Task directions: Output the records. Match them exactly.

Extracted records:
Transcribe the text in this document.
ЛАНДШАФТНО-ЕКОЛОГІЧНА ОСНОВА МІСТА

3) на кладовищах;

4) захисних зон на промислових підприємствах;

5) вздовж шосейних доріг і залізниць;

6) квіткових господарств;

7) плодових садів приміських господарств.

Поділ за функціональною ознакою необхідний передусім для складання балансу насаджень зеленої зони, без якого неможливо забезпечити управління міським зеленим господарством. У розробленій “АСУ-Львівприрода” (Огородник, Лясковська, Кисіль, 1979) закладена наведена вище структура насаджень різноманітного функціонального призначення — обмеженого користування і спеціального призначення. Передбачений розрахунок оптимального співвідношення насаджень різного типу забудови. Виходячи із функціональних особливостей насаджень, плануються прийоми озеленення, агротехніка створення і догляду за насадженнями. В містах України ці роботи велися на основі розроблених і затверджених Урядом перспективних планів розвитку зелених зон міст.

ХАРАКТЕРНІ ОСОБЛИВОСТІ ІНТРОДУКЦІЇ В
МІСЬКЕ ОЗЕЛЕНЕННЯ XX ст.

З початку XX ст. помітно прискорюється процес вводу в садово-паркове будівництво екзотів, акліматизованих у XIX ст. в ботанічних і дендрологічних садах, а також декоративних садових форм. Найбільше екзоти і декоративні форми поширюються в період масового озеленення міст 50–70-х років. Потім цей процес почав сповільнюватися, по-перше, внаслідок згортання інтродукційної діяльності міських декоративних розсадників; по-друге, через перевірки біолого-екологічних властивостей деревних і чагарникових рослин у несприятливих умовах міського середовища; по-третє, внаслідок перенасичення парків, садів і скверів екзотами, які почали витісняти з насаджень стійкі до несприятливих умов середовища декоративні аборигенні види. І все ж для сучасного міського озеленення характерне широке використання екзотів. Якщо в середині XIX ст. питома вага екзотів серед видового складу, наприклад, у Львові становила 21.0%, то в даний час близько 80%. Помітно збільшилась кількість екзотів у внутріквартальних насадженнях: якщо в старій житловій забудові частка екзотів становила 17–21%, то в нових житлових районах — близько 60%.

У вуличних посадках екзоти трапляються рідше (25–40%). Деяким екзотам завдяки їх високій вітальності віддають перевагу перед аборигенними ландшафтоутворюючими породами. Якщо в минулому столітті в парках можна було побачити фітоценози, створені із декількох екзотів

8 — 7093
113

Reply to the task:
Transcribe the text in this document.
ЛАНДШАФТНО-ЕКОЛОГІЧНА ОСНОВА МІСТА

3) на кладовищах;

4) захисних зон на промислових підприємствах;

5) вздовж шосейних доріг і залізниць;

6) квіткових господарств;

7) плодових садів приміських господарств.

Поділ за функціональною ознакою необхідний передусім для складання балансу насаджень зеленої зони, без якого неможливо забезпечити управління міським зеленим господарством. У розробленій “АСУ-Львівприрода” (Огородник, Лясковська, Кисіль, 1979) закладена наведена вище структура насаджень різноманітного функціонального призначення — обмеженого користування і спеціального призначення. Передбачений розрахунок оптимального співвідношення насаджень різного типу забудови. Виходячи із функціональних особливостей насаджень, плануються прийоми озеленення, агротехніка створення і догляду за насадженнями. В містах України ці роботи велися на основі розроблених і затверджених Урядом перспективних планів розвитку зелених зон міст.

ХАРАКТЕРНІ ОСОБЛИВОСТІ ІНТРОДУКЦІЇ В
МІСЬКЕ ОЗЕЛЕНЕННЯ XX ст.

З початку XX ст. помітно прискорюється процес вводу в садово-паркове будівництво екзотів, акліматизованих у XIX ст. в ботанічних і дендрологічних садах, а також декоративних садових форм. Найбільше екзоти і декоративні форми поширюються в період масового озеленення міст 50–70-х років. Потім цей процес почав сповільнюватися, по-перше, внаслідок згортання інтродукційної діяльності міських декоративних розсадників; по-друге, через перевірки біолого-екологічних властивостей деревних і чагарникових рослин у несприятливих умовах міського середовища; по-третє, внаслідок перенасичення парків, садів і скверів екзотами, які почали витісняти з насаджень стійкі до несприятливих умов середовища декоративні аборигенні види. І все ж для сучасного міського озеленення характерне широке використання екзотів. Якщо в середині XIX ст. питома вага екзотів серед видового складу, наприклад, у Львові становила 21.0%, то в даний час близько 80%. Помітно збільшилась кількість екзотів у внутріквартальних насадженнях: якщо в старій житловій забудові частка екзотів становила 17–21%, то в нових житлових районах — близько 60%.

У вуличних посадках екзоти трапляються рідше (25–40%). Деяким екзотам завдяки їх високій вітальності віддають перевагу перед аборигенними ландшафтоутворюючими породами. Якщо в минулому столітті в парках можна було побачити фітоценози, створені із декількох екзотів

8 — 7093
113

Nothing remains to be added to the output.